[Records from a data collection]
***

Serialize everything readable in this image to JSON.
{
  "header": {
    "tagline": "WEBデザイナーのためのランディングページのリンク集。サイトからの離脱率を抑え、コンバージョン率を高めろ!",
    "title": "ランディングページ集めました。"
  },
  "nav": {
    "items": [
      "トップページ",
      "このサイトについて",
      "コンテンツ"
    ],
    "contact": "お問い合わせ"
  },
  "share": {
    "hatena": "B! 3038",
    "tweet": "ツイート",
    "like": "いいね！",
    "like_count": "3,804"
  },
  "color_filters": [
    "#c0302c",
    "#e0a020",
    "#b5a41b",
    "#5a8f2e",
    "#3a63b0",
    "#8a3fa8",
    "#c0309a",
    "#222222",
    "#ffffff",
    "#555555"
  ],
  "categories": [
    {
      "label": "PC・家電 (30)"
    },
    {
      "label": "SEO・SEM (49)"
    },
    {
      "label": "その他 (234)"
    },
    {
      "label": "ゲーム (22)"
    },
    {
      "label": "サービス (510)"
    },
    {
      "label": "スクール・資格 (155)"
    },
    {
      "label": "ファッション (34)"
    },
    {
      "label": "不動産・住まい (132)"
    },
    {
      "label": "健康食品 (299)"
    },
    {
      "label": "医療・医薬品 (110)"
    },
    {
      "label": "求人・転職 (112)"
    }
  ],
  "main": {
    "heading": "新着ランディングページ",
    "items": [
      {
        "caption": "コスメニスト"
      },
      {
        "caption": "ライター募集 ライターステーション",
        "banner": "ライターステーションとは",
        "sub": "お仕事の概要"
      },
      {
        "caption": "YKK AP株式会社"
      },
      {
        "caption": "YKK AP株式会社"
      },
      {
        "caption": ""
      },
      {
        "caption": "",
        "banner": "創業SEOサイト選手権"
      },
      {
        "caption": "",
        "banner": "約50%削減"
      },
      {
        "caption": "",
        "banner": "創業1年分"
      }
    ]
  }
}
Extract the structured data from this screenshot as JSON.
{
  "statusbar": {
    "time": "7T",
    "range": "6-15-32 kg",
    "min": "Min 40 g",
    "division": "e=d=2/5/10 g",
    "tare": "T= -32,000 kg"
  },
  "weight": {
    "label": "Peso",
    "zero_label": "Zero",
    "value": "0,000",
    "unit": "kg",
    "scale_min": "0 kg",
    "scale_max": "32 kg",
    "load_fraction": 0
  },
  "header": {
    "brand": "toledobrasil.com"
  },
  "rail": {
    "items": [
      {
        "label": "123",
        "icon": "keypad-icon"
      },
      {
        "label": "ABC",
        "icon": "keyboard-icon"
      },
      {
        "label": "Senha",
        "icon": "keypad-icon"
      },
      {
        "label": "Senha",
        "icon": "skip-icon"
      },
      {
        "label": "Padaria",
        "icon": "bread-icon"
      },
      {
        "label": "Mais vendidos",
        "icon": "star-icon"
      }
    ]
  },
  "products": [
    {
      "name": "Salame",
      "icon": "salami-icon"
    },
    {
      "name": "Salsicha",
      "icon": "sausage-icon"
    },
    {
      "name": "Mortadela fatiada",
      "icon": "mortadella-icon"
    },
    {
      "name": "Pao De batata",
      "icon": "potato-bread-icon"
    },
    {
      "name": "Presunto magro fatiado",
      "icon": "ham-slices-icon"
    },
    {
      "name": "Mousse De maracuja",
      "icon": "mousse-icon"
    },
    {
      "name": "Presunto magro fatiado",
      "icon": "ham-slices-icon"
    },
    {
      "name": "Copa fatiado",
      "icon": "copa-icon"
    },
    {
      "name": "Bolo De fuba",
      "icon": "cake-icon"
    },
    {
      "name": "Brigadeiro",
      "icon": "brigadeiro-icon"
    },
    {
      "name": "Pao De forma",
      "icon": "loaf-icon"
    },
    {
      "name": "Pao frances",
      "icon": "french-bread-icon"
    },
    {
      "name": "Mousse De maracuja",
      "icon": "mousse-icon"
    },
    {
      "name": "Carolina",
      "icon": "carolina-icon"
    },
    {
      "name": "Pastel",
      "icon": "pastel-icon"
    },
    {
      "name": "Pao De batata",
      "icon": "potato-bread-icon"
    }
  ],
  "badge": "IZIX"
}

***

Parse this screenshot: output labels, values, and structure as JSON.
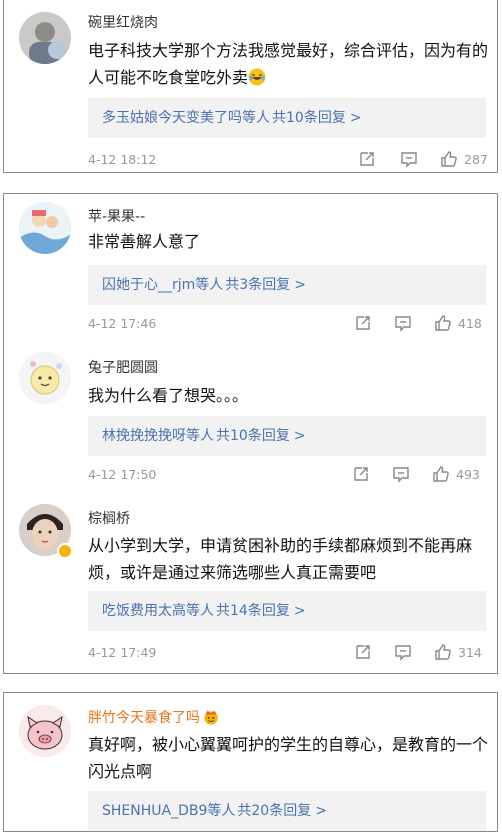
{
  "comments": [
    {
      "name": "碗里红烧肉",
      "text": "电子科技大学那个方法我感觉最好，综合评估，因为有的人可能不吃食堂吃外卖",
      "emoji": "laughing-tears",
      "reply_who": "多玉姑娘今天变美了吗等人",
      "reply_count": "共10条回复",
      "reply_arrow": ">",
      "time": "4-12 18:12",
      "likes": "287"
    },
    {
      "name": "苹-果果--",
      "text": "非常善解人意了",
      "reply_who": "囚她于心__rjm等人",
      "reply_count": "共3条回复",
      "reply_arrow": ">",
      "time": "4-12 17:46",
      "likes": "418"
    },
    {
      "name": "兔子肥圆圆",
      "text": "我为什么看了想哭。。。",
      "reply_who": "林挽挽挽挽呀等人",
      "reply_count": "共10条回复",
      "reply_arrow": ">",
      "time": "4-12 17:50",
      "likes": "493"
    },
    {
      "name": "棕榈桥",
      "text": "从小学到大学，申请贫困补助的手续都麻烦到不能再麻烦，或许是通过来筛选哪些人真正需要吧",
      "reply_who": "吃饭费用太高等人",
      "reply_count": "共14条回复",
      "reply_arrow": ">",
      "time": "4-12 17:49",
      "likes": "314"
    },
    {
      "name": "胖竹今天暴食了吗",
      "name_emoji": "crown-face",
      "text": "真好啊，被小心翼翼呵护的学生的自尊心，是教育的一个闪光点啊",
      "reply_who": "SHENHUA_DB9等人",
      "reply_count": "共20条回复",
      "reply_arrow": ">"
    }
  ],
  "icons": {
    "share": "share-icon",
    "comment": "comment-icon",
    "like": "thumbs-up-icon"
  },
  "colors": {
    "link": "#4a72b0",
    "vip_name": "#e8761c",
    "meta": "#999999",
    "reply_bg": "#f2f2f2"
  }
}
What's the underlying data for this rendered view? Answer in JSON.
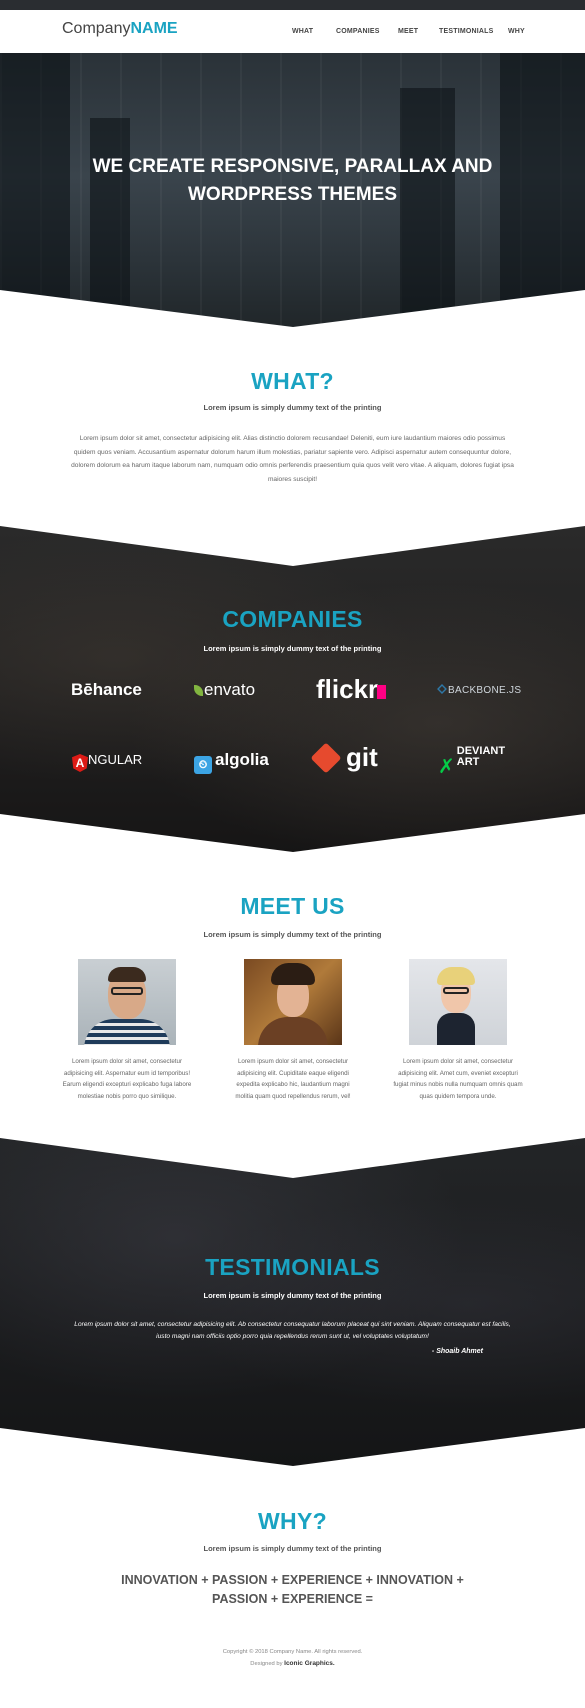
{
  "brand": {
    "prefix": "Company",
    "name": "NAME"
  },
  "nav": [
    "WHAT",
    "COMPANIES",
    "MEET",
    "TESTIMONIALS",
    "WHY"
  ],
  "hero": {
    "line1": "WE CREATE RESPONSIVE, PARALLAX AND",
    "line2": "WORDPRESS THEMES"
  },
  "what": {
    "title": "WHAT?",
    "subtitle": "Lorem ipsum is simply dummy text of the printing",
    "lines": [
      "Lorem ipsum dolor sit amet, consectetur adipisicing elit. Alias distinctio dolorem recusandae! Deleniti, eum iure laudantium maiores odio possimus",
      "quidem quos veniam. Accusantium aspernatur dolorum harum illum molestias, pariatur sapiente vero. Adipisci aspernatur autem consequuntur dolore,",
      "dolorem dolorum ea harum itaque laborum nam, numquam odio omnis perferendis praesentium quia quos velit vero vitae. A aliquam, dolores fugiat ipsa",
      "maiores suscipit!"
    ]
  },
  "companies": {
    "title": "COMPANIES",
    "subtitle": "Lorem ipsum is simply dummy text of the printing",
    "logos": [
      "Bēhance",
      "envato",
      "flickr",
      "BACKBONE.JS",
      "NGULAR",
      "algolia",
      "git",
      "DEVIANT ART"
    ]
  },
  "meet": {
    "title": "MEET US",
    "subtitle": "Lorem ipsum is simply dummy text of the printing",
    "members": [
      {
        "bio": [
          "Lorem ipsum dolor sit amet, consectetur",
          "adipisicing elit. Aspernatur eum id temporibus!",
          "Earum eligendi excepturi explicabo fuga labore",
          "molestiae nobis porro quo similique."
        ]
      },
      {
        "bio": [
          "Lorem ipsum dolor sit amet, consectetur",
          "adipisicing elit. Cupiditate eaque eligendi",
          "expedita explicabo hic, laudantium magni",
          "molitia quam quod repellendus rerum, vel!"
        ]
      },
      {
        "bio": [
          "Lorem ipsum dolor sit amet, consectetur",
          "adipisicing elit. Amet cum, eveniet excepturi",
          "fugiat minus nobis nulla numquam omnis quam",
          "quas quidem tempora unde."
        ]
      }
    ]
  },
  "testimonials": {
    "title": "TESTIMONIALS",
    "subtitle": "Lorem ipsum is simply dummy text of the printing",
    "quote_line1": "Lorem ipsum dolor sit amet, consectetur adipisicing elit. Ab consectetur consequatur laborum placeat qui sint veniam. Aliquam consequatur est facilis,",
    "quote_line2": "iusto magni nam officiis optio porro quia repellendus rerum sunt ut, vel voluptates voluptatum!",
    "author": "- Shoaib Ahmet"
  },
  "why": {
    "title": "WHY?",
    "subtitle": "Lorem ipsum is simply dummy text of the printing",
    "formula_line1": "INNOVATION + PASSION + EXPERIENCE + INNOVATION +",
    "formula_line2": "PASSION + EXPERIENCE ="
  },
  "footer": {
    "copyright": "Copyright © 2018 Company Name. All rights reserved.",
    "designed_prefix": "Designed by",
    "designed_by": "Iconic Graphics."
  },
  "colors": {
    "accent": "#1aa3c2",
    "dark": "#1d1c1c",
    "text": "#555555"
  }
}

***

*Task details*: List each line holding the string "laudantium".

*Answer to this exercise*:
      "Lorem ipsum dolor sit amet, consectetur adipisicing elit. Alias distinctio dolorem recusandae! Deleniti, eum iure laudantium maiores odio possimus",
          "expedita explicabo hic, laudantium magni",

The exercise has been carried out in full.